# AVAILABLE DATA start

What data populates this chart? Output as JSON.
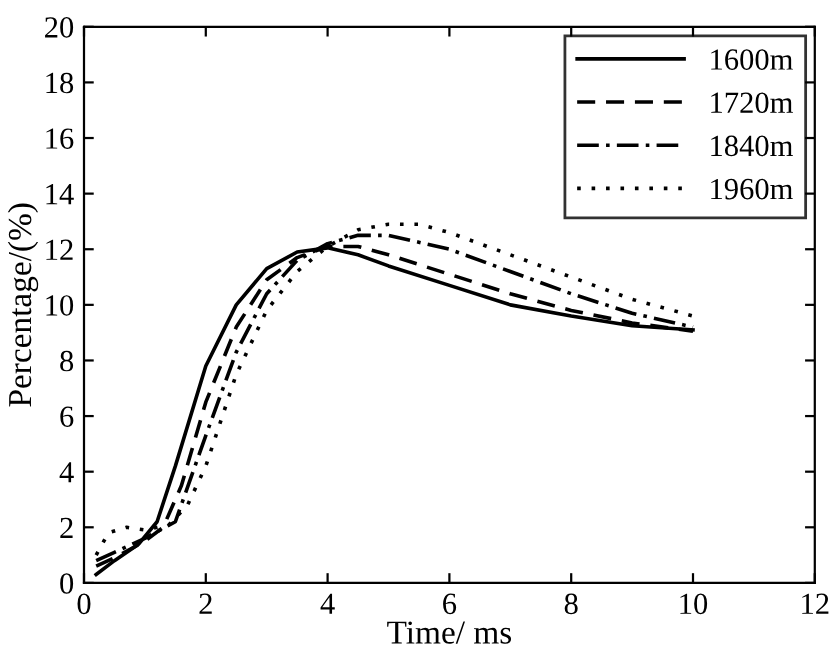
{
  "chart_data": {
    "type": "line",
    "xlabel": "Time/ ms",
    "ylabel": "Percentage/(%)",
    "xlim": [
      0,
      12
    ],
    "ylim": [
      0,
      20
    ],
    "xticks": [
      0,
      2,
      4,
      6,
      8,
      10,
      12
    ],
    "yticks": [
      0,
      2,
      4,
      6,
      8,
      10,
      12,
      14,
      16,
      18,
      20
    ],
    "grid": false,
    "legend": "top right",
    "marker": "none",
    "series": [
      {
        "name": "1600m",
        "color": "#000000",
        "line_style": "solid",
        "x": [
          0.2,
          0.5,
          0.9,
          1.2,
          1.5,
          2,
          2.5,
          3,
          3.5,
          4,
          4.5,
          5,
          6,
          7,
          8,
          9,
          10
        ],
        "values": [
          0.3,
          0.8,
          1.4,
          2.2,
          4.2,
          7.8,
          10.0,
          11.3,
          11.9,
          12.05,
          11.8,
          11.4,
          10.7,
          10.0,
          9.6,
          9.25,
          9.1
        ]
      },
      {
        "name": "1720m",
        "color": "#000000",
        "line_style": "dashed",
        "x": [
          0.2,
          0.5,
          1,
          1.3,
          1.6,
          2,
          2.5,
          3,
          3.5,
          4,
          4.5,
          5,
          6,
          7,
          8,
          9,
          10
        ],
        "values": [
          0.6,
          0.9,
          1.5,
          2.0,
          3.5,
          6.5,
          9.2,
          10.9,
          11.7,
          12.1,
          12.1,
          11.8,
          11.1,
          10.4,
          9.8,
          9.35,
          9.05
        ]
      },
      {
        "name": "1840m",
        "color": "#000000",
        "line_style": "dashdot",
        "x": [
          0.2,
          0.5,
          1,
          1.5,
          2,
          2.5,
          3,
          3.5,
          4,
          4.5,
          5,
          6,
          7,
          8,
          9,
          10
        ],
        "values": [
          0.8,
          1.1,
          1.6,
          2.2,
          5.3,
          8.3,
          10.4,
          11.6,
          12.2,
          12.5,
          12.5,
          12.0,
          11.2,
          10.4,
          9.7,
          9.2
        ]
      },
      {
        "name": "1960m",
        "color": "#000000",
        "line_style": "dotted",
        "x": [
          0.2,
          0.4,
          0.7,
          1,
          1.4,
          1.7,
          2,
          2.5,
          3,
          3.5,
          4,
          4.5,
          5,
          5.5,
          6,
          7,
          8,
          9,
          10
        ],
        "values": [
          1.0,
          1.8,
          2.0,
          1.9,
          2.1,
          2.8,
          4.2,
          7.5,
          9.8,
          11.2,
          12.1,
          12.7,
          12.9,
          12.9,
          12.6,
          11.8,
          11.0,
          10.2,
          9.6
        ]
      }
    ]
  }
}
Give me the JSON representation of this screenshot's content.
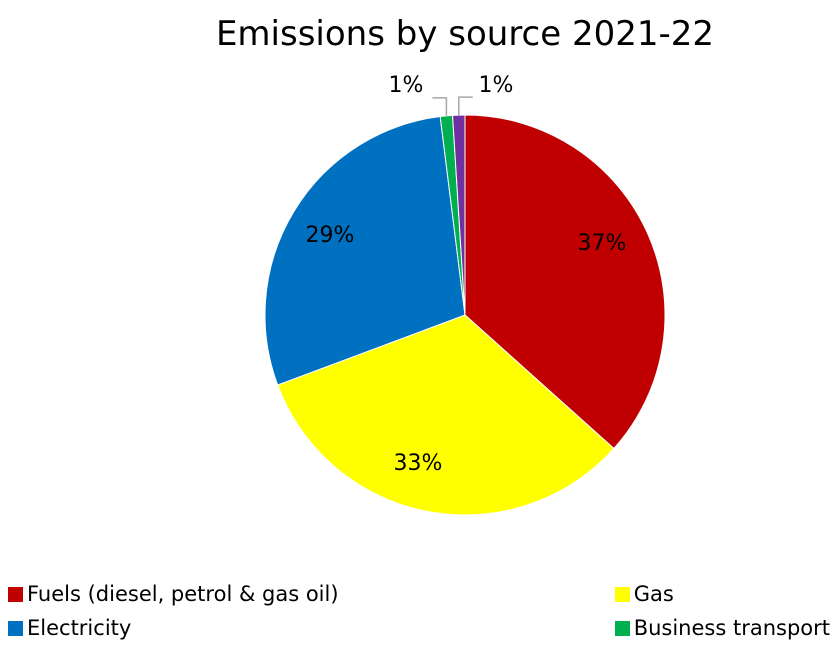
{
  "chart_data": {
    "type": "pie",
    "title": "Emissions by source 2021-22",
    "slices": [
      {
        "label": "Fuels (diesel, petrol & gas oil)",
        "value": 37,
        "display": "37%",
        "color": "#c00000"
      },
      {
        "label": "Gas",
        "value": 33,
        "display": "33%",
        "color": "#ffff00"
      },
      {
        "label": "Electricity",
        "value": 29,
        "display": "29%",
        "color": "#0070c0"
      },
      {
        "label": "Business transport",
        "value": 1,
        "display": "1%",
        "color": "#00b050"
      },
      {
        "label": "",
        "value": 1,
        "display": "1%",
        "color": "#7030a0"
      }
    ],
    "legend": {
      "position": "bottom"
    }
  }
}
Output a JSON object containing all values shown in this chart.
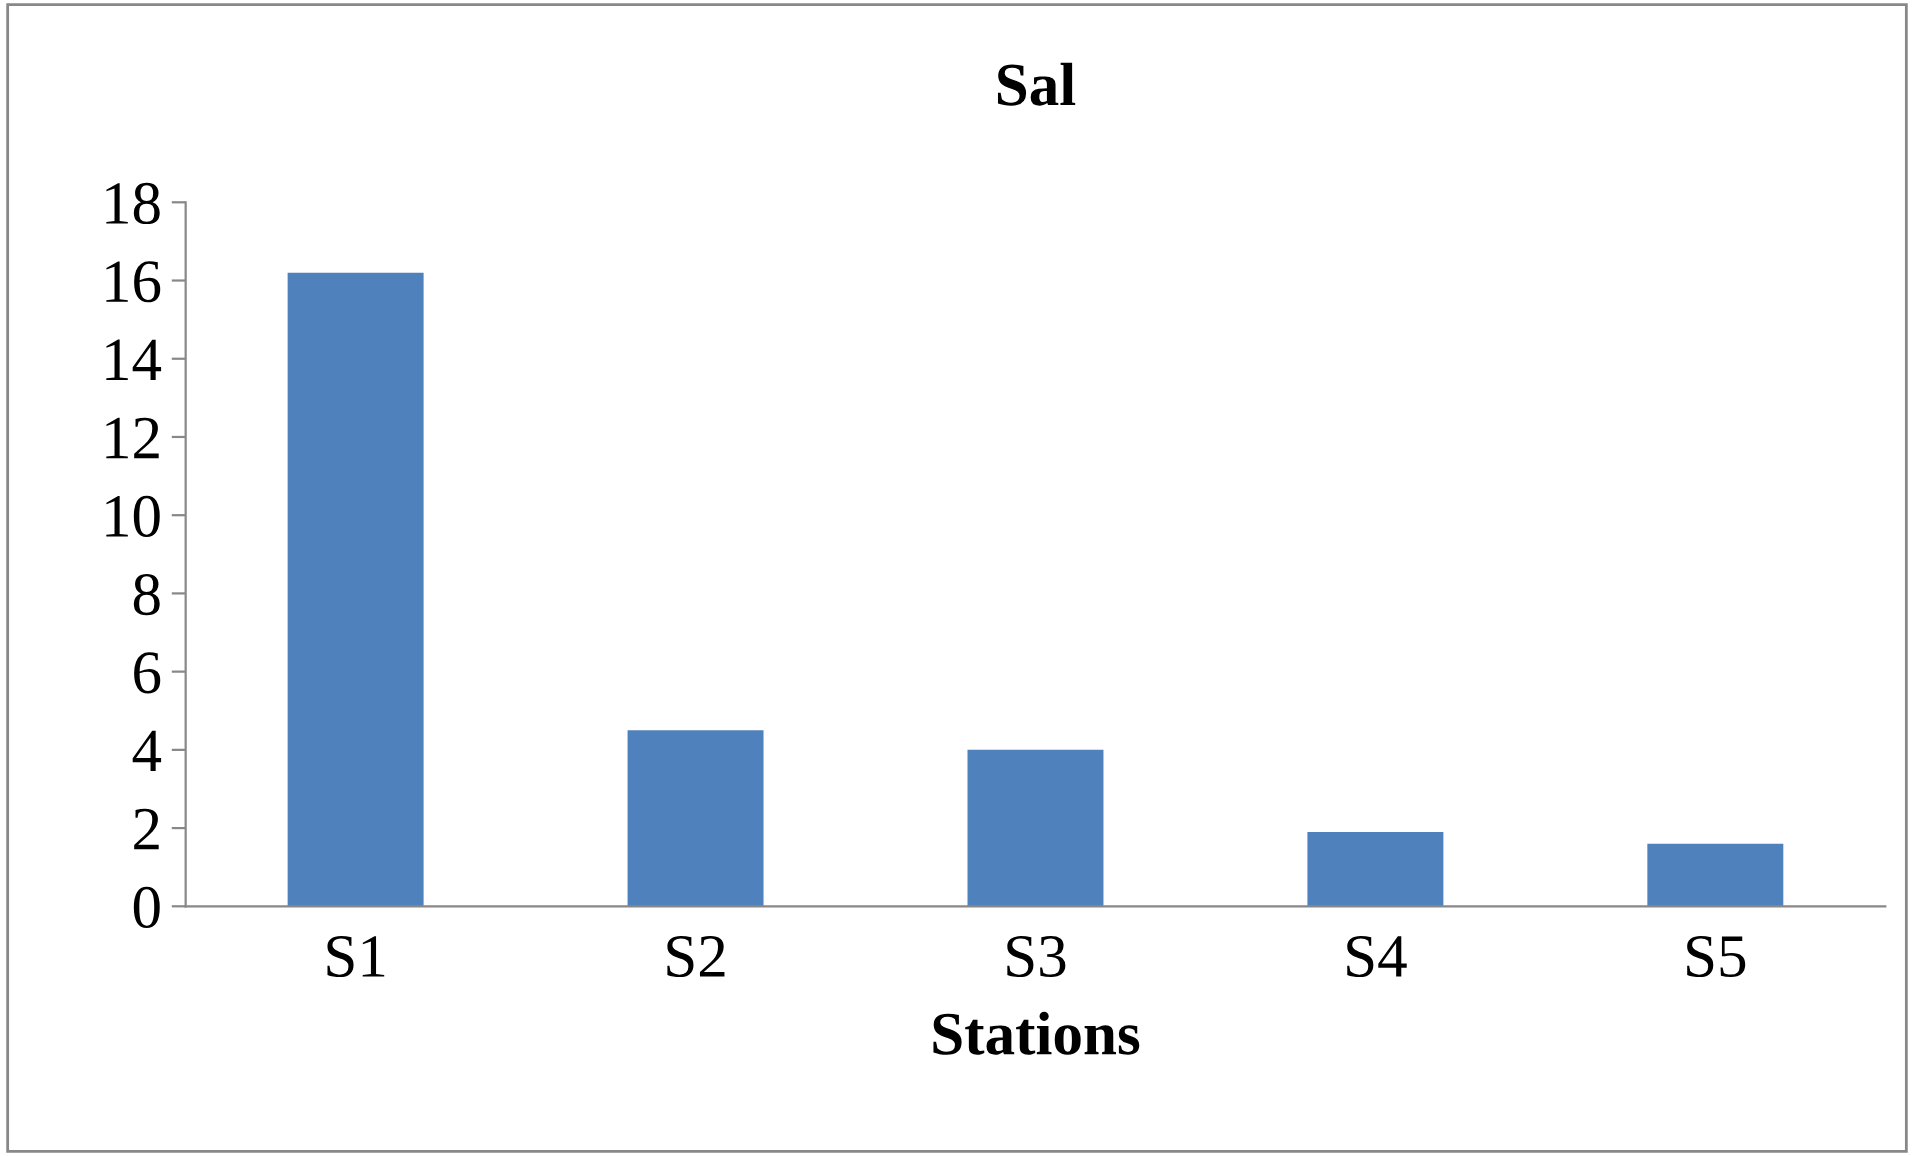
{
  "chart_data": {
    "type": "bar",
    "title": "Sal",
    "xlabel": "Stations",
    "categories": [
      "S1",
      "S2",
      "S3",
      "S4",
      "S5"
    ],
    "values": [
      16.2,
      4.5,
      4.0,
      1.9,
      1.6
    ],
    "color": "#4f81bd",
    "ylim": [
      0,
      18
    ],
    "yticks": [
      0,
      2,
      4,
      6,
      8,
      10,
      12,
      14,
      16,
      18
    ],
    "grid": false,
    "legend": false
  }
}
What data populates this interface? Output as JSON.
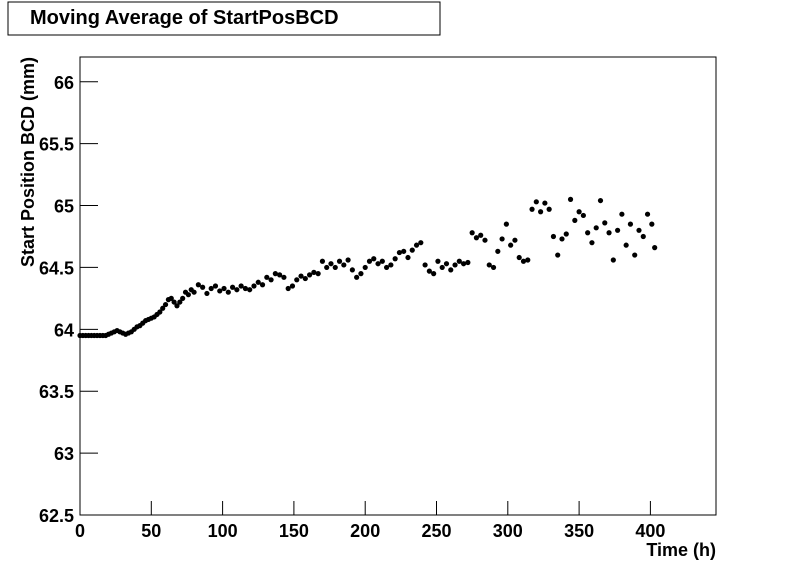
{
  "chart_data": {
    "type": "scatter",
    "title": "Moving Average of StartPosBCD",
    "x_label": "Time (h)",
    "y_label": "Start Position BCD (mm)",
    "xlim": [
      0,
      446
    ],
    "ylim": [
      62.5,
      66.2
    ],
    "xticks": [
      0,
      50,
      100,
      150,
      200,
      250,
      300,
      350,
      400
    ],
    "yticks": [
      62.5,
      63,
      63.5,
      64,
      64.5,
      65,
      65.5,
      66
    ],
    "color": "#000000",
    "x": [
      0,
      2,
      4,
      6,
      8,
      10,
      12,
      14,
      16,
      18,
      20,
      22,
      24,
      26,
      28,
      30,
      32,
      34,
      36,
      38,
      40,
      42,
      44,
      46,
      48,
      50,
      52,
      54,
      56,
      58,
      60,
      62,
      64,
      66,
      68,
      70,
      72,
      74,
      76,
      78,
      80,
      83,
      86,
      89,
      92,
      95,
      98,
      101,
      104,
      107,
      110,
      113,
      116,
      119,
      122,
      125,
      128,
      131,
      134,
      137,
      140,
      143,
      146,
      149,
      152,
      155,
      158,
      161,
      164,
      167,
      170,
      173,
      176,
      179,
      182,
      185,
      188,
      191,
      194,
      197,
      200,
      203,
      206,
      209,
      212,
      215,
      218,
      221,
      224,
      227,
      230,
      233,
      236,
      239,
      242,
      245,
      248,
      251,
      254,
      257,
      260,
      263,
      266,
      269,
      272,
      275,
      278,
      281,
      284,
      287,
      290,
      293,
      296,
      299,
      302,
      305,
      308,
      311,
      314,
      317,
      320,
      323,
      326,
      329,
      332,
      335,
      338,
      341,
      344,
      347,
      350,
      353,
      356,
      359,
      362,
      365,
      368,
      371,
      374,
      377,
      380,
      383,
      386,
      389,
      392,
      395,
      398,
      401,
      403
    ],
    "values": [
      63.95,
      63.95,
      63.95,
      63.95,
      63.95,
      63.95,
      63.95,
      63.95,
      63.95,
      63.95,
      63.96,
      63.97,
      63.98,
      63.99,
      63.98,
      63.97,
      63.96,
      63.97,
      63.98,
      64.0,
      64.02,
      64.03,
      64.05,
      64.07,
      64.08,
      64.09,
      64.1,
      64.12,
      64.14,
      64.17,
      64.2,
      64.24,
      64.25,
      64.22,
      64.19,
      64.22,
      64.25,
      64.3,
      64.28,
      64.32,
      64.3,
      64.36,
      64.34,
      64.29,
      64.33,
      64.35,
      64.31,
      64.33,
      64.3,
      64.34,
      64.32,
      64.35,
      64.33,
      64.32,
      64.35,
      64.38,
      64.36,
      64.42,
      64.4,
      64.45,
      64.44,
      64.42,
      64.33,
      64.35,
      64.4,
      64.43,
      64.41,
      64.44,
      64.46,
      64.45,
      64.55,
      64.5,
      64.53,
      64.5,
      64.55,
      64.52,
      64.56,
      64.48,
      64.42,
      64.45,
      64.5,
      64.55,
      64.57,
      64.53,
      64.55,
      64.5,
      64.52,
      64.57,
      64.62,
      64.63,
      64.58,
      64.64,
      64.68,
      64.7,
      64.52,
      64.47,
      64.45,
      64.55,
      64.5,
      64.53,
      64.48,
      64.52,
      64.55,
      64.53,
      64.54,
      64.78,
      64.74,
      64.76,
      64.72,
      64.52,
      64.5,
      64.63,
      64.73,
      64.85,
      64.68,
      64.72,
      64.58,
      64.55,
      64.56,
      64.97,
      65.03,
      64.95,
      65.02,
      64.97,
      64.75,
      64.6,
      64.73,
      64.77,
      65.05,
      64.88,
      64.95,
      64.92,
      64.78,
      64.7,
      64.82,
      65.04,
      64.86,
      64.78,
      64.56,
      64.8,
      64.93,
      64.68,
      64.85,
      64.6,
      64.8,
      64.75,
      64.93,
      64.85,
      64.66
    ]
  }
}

# AVAILABLE DATA end

EXERCISE BRIEF:
Select every line of the records holding the string "JSON".

COMPLETED TASK:
What data populates this chart? Output as JSON.
Give me the JSON representation of this screenshot's content.
Output a JSON object containing all values shown in this chart.
What data populates this interface? Output as JSON.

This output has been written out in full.